◆ **BRIEF**:
Return every record below exactly as written, but leave out the pictures.

◆ **EXTRACTED INFORMATION**:
════════

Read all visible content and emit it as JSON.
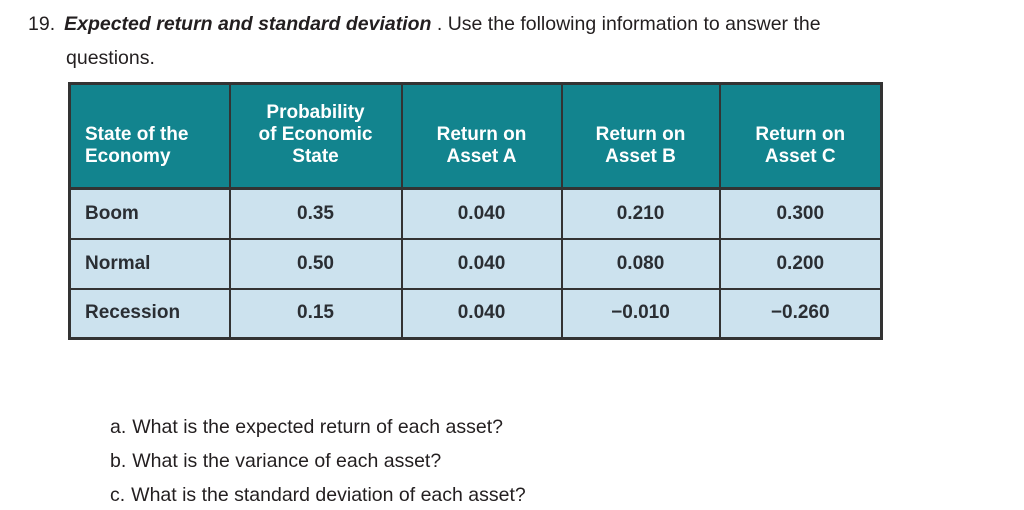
{
  "problem": {
    "number": "19.",
    "title": "Expected return and standard deviation",
    "intro_line1": " . Use the following information to answer the",
    "intro_line2": "questions."
  },
  "table": {
    "headers": [
      "State of the\nEconomy",
      "Probability\nof Economic\nState",
      "Return on\nAsset A",
      "Return on\nAsset B",
      "Return on\nAsset C"
    ],
    "rows": [
      {
        "cells": [
          "Boom",
          "0.35",
          "0.040",
          "0.210",
          "0.300"
        ]
      },
      {
        "cells": [
          "Normal",
          "0.50",
          "0.040",
          "0.080",
          "0.200"
        ]
      },
      {
        "cells": [
          "Recession",
          "0.15",
          "0.040",
          "−0.010",
          "−0.260"
        ]
      }
    ]
  },
  "questions": [
    {
      "label": "a.",
      "text": "What is the expected return of each asset?"
    },
    {
      "label": "b.",
      "text": "What is the variance of each asset?"
    },
    {
      "label": "c.",
      "text": "What is the standard deviation of each asset?"
    }
  ],
  "colors": {
    "header_bg": "#12848E",
    "row_bg": "#CCE2EE",
    "border": "#333333",
    "header_text": "#FFFFFF",
    "text": "#231F20"
  }
}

════════

◆ **THE REPLY**:
Read all visible content and emit it as JSON.
{
  "problem": {
    "number": "19.",
    "title": "Expected return and standard deviation",
    "intro_line1": " . Use the following information to answer the",
    "intro_line2": "questions."
  },
  "table": {
    "headers": [
      "State of the\nEconomy",
      "Probability\nof Economic\nState",
      "Return on\nAsset A",
      "Return on\nAsset B",
      "Return on\nAsset C"
    ],
    "rows": [
      {
        "cells": [
          "Boom",
          "0.35",
          "0.040",
          "0.210",
          "0.300"
        ]
      },
      {
        "cells": [
          "Normal",
          "0.50",
          "0.040",
          "0.080",
          "0.200"
        ]
      },
      {
        "cells": [
          "Recession",
          "0.15",
          "0.040",
          "−0.010",
          "−0.260"
        ]
      }
    ]
  },
  "questions": [
    {
      "label": "a.",
      "text": "What is the expected return of each asset?"
    },
    {
      "label": "b.",
      "text": "What is the variance of each asset?"
    },
    {
      "label": "c.",
      "text": "What is the standard deviation of each asset?"
    }
  ],
  "colors": {
    "header_bg": "#12848E",
    "row_bg": "#CCE2EE",
    "border": "#333333",
    "header_text": "#FFFFFF",
    "text": "#231F20"
  }
}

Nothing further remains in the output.